» **Prompt 1**
Answer these questions using the passage on the OXDPPM conversion software:
(a) What conversion factor applies to F and CL?
(b) Which iron oxide comes first in the oxide list in Table 1?
(c) In the F Mode, what do users need to supply?
» **Prompt 2**
Write the next part of the passage on the OXDPPM conversion software, continuing on from its final sentence.

» **Document text**
#####
2.5.1. Two-Letter element Symbols
By far, this is the simplest of all conversions. In the F/0 or I/0 mode, an oxide of a 2-letter Element, such as TiO2, converts by parsing the string TiO2 in the input and extracting the first two letters, Ti. This extracted 2-letters string is compared with the first 2-letter string extracted from the scanning the oxide list in Table 1. Thus, the matched converted Element is Ti.
In the opposite conversion direction (F/1or I/1 mode), a Ti symbol in the input data is compared with the parsed first 2-letter string from the oxide list in Table 1. The matching oxide TIO2 is selected.
2.5.2. One-Letter Element Symbols
Elements designated by a 1-letter symbol in the Periodic Table of Elements  (e.g. “K” for potassium) require processing in a different fashion. In the F/0 and the I/0 modes, the first letter in the input oxide or element name is sufficient to match with the first element in the oxide database in Table 1. In the F/1 or I/1 modes, the backward conversion direction will retrieve the matching oxide K2O from the database list of oxides in Table 1. This is accomplished by appending a blank to the input single-letter string (i.e. input “K” becomes “K ”) and performing the comparison.
2.5.3. Elements Lacking Oxide Forms
Elements like F and CL do not normally appear as oxides in the most common literature. However, they occur in the literature mostly as percentages of native F and CL. The conversion factor for these entities is 1.0, in either conversion direction.
2.5.4. Conversion Ambiguity
Generally, each native element designation translates to only one element oxide (e.g. Ca to CaO and Si to SiO2). However, some chemical elements have more than one oxide designations. Examples are FeO and Fe2O3 for Fe and MnO, Mn3O4, MnO2, Mn2O5 and Mn2O7 for Mn. The OXDPPM software does not know which form of the oxides to which users wish to convert. To resolve this intrinsic incapacity, the most common oxide name for a multi-oxide element appears first in the oxide database list, before the other oxides of the same element. The search engine of the OXDPPM software stops searching after it encounters the first occurrence of an oxide for the element. The secured oxide name is selected to the exclusion of the other oxides of that element. In the oxide list in Table 1, Fe2O3 lists before FeO, and MnO lists before all other oxide forms of Mn.
3. Mechanics of Execution
The mechanics of execution of the OXDPPM software is explained in the INSTRCUTION MANUAL in Appendix 2, and diagrammatically shown in Figure 1. These two documents summarize the steps and mechanics detailing the execution of the OXDPPM software program. Either of the two execution modes described in the previous sections is followed, to the exclusion of the other. In each of the modes (mainstream file and interactive dialogue), the user must declare the conversion direction-element oxide percentage (%) to native element (ppm) or native element (ppm) to element oxide (%).
Users need only to supply the name of an existing input data file during the mainstream file (F Mode).The file must be structured according to the rules of the OXDPPM software. In the interactive dialogue (I Mode), by comparison, users must provide all required information and chemical data by manual interactive data feeding. Users in both modes must follow instructions on the computer monitor screen and adhere strictly to the limits set by the OXDPPM software.
#####
» **Data**
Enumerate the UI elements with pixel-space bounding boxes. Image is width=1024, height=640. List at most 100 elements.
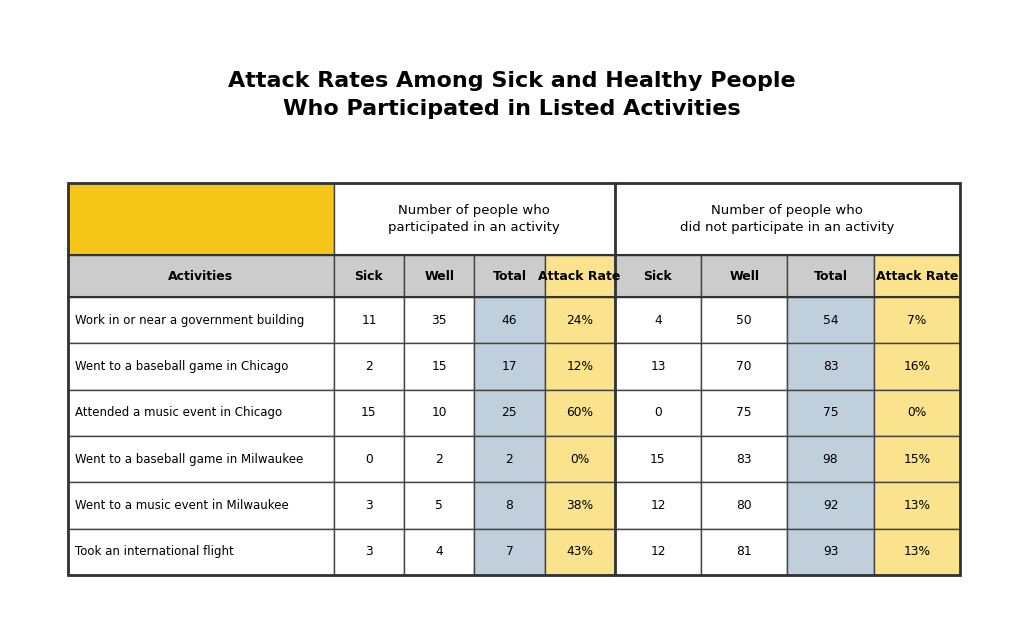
#####
» **Output 1**
(a) 1.0, in either conversion direction.
(b) Fe2O3.
(c) The name of an existing input data file, structured according to the rules of the OXDPPM software.

» **Output 2**
Only one mode of conversion direction is allowed in any executing job. After declaration of the conversion mode and the conversion direction, users need only to supply names of an input file in the F Mode. A name of a job and a name of an output file must be declared in the I Mode.
4. Flow Chart
The OXDPPM software flow chart in Figure 1 shows diagrammatically the various paths followed during the program execution flow. The first few steps are the same for both input modes (F or I) and conversion direction (0 or 1). In addition, the last few steps are the same for all modes. Steps in the middle of the flow are specific to each combination of modes (F/0, F/1, I/0 and I/1). The flow chart does not show the casting of output in spreadsheets, because this is the domain of an external application (i.e. EXCEL).
5. File Description and Structure
Structure of input of data in both modes of the OXDPPM software program is specific and according to certain rules. Deviation from these prescribed rules or nonadherence
Figure 1. The OXDPPM software flow chart showing the various paths of the execution flow (“F I” means Mainstream File or Interactive Screen input, “O P” means oxide to ppm conversion, and “P O” means ppm to oxide conversion).
to the limits of the program can lead to erroneous results or may even abort the execution of the program. The first two lines of input during the F Mode are textual. The first line is the job description. The second line is the vector of the oxides or pure elements names. The third line, and succeeding lines, each belongs to a sample. Each of the successive sample lines contains the identity name of the sample, followed by the vector of concentrations of the oxides or the native elements. The order of the values in the concentrations vector must follow the order of names in the name vector in the second line in the input.
Two lines of declarations must precede the sample concentrations line during the interactive dialogue input in the I Mode. The first line describes the job, and the second line declares the name of an output file.
Input of oxides or elements in a job is restricted to ten element entities. Another job needs to be prepared if more entities are to be converted.
Examples of short input files provide data to illustrate the utility of the OXDPPM software program. Two test input files were assembled (Supplementary Materials C and E). One input file (HALFA05 in Table 2) tests according to the F/0 Mode, and the second file (NAJD05 in Table 5) tests according to the F/1 Mode. Each file contains three samples and five elements entities. Tables in output files contain only numerical values and germane text; banners and ancillary texts were stripped from the original output files for clarity purposes. The original output files are more aesthetically pleasing than the tables. Tables 2-4 and Tables 5-7 contain the results of the execution of the OXDPPM software. Supplementary Materials D and F are EXCEL spreadsheets of the results. The results are casted in files with extensions .OXP, .SPH, and .XLSX, as mentioned above.
Table 3. An example of an output ASCII text file containing the results of conversion of the data contained in the input file in Table 2.
Table 4. An example of a space-delimited and spreadsheet-compatible output file produced from the data in the output file in Table 3.
Table 5. An example of an input file (NAJD05) formatted according to the rules of the OXDPPM software for conversion of elements from native elements to oxide percent of elements (F/1 Mode) (Original text file in Supplementary Material E).
Table 6. An example of a converted output text file of data contained in the input file in Table 5.
Table 7. An example of a space-delimited and spreadsheet-compatible output file produced from the data in the input file in Table 6.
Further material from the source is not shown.